## ARBEITSANWEISUNGEN
(1) Ersetze im Listing auf der Strecke vom Anfang bis einschließlich der Zeile mit „minimize-button[interactable]: — [2350,48,2370,71]“ den Ausdruck „1/27/2025“ durch „2/3/2025“, und gib genau diese Zeilen sonst unverändert wieder.
(2) Knüpfe an die Plattenkritiken an und schreibe sie nach ihrem letzten Satz weiter.

## VORGEGEBENER TEXT
Short Cuts von Jörg Feyer, Birgit Fuss & Jürgen Ziemer
Round One To Round Five ’93-’99 (MAIN STREET RECORDS/EFA)
Diese Zusammenstellung von fünf Maxis, die in den letzten sechs Jahren veröffentlicht wurden, zeigt, was Klassiker auszeichnet: eine Vision, die sich auch nach einem halben Jahrzehnt noch nicht abnutzt Ein Klang, der nicht an Genres gekoppelt ist, der Dinge weiter denkt, ohne sich allzu offensichtlich auf andere zu beziehen. Die beiden Berliner Produzenten Moritz von Oswald und Mark Ernestus morphen sich von House über Techno zu einer neuen Form von Dub. Andy Caine und der Reggae-Sänger Tikkiman singen dazu mit einer unbeschreiblichen Hingabe, als sei diese minimalistische Musik ein Gottesdienst 4,5
Big Iowa – Bangin‘ ’n‘ Knockin‘ (BLUE ROSE/ZOMBA)
Hey, wie klingt wohl eine Band, die ein Album mit den Zeilen „I just wanna keep on drivin'“ und dem Titel „Neil’s On The Radio“ startet? Genau: wie obersympathische Roots-Provinzler, die sich immer wieder nach dem „Two Lane Highway“ strecken, um dann doch nur vor Sehnsucht zu zerfließen: „It feels like prison in this hotel room.“ Pluspunkte im Einerlei derartiger Unternehmungen sammeln Big In Iowa mit teils überdurchschnittlichen Songs („Rewind“), gut platzierten Folkund Country-Farben und Sänger Bob Burns. 3,0
Springbok Nude Girls – Surpass The Powers ( epic/sony)

## EINTRÄGE IM DATENSATZ
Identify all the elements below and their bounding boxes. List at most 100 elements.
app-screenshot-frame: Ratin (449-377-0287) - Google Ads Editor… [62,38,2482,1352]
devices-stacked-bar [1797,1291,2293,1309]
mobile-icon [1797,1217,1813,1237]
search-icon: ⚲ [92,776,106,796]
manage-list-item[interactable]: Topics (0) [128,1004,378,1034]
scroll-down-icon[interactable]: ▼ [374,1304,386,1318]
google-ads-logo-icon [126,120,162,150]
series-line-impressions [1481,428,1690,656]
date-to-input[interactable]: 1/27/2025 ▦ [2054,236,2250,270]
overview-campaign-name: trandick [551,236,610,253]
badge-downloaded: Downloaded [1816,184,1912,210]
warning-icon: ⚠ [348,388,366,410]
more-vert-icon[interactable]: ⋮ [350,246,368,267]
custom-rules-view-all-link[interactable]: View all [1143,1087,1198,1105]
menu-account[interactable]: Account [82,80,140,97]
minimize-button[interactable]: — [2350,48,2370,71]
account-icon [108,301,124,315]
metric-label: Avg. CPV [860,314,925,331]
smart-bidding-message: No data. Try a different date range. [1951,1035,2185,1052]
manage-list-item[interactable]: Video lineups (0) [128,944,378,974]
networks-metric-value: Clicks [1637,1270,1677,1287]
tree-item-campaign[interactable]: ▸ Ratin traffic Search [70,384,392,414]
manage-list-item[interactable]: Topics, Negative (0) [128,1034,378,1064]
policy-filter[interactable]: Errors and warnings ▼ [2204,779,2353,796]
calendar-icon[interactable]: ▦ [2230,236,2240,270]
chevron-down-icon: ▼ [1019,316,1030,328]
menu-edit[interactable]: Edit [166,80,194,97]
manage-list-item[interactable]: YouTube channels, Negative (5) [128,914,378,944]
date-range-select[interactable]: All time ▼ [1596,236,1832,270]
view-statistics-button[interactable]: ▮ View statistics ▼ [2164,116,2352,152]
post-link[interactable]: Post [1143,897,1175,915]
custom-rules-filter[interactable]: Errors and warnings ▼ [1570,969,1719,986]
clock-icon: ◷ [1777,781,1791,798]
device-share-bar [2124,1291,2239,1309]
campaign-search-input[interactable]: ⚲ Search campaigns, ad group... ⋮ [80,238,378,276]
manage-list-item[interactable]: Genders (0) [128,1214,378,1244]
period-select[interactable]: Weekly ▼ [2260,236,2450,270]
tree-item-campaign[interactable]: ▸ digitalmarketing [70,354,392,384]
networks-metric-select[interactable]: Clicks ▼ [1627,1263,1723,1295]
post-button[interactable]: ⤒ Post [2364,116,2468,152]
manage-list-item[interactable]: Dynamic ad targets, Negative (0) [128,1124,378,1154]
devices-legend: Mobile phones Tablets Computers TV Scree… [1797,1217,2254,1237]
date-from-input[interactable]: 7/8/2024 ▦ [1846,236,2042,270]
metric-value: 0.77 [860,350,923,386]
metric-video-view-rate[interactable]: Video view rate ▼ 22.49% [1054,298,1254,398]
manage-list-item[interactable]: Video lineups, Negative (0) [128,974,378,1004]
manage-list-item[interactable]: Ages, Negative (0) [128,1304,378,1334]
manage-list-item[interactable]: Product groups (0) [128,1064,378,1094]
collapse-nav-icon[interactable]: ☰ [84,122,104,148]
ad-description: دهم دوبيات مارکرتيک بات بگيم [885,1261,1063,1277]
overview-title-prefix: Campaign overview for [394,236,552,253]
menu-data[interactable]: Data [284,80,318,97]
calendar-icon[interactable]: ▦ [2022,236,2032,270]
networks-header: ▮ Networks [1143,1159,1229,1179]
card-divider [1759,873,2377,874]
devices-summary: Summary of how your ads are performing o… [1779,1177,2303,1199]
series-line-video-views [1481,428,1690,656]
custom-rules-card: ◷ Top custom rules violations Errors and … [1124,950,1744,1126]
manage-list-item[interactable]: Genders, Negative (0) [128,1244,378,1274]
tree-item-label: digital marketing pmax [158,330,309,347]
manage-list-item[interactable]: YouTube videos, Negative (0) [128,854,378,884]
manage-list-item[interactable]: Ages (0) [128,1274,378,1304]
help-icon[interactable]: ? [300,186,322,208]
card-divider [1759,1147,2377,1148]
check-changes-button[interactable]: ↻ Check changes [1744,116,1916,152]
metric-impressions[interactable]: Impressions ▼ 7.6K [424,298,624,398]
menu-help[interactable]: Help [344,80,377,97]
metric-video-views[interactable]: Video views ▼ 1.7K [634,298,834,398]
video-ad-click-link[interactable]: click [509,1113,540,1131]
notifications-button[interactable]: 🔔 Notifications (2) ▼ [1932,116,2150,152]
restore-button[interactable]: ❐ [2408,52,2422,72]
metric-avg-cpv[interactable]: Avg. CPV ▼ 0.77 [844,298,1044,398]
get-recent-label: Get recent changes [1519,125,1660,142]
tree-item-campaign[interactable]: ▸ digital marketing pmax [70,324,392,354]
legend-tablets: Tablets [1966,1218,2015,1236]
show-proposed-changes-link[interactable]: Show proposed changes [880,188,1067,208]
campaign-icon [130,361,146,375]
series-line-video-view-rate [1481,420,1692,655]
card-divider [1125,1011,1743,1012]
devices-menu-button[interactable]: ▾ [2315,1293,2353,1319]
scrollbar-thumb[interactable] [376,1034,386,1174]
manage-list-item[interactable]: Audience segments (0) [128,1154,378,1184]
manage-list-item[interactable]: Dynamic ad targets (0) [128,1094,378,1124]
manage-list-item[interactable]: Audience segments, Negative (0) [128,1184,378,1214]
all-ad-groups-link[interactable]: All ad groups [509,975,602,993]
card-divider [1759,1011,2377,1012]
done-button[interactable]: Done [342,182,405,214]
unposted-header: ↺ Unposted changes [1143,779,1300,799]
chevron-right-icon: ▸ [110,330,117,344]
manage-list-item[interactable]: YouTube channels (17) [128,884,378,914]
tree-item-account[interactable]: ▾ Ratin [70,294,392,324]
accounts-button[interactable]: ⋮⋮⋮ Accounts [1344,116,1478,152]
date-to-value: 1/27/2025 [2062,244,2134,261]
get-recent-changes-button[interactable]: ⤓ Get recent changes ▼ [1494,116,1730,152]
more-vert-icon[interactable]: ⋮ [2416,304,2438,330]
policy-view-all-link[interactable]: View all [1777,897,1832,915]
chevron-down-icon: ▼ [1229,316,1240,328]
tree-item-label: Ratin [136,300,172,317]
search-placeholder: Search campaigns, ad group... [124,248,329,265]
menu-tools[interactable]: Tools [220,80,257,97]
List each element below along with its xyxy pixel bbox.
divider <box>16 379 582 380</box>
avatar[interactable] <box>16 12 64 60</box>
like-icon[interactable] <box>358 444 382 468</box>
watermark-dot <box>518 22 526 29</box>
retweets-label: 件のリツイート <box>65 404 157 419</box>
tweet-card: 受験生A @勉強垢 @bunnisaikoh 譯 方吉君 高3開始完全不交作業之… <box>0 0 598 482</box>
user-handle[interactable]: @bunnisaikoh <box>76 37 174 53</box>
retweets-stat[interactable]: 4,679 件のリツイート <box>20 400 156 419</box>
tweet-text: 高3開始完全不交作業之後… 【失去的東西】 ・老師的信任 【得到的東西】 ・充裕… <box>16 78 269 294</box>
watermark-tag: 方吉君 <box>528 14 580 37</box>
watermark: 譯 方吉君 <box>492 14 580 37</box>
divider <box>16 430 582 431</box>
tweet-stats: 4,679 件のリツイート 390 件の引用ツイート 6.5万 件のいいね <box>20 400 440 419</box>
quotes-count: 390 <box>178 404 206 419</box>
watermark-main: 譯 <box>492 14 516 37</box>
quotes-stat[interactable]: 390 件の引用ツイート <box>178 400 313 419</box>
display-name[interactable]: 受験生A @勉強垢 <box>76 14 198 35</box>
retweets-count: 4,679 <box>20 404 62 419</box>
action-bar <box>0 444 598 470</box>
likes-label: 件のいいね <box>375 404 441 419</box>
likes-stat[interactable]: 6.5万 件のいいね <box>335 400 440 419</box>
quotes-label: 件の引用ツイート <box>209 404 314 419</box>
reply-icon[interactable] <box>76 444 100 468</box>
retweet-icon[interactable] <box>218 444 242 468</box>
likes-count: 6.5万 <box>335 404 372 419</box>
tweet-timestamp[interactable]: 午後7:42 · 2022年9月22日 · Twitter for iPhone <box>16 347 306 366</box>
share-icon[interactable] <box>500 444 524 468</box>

## ANTWORTEN NACHEINANDER
(1)
Identify all the elements below and their bounding boxes. List at most 100 elements.
app-screenshot-frame: Ratin (449-377-0287) - Google Ads Editor… [62,38,2482,1352]
devices-stacked-bar [1797,1291,2293,1309]
mobile-icon [1797,1217,1813,1237]
search-icon: ⚲ [92,776,106,796]
manage-list-item[interactable]: Topics (0) [128,1004,378,1034]
scroll-down-icon[interactable]: ▼ [374,1304,386,1318]
google-ads-logo-icon [126,120,162,150]
series-line-impressions [1481,428,1690,656]
date-to-input[interactable]: 2/3/2025 ▦ [2054,236,2250,270]
overview-campaign-name: trandick [551,236,610,253]
badge-downloaded: Downloaded [1816,184,1912,210]
warning-icon: ⚠ [348,388,366,410]
more-vert-icon[interactable]: ⋮ [350,246,368,267]
custom-rules-view-all-link[interactable]: View all [1143,1087,1198,1105]
menu-account[interactable]: Account [82,80,140,97]
minimize-button[interactable]: — [2350,48,2370,71]

(2)
Erst die Barenaked Ladies und nun noch Springbok Nude Girls? Na ja. Denkt man zuerst, aber ihrem seltsamen (haha) Namen zum Trotz macht das Quintett ganz anständige Musik. Die Südafrikaner haben freilich viel nach Seattle geschaut und einiges vom US-Crossover abgekupfert, langweilen aber trotzdem nicht, was vor allem an Arno Carstens‘ vielschichtiger Stimme liegt Und – so sagen Kapstädter live sind sie noch härter. 3,0
Paul Rodgers – Electric (cbh/spv)
Natürlich kann man nicht mehr allen Ernstes „Love Rains“ singen, aber was interessiert das schon Paul Rodgers. The Free waren ja auch nicht gerade für ihre elaborierten Texte bekannt, siehe „Alright Now“. Rodgers‘ Stimme ist gerade wenn er nicht kreischt, sondern schmalzt – immer noch einwandfrei, der Rest leider recht stumpfer (Hard-) Rock. 2,0
Wizards Of Ooze Almost…Bikini (baracuda/efa)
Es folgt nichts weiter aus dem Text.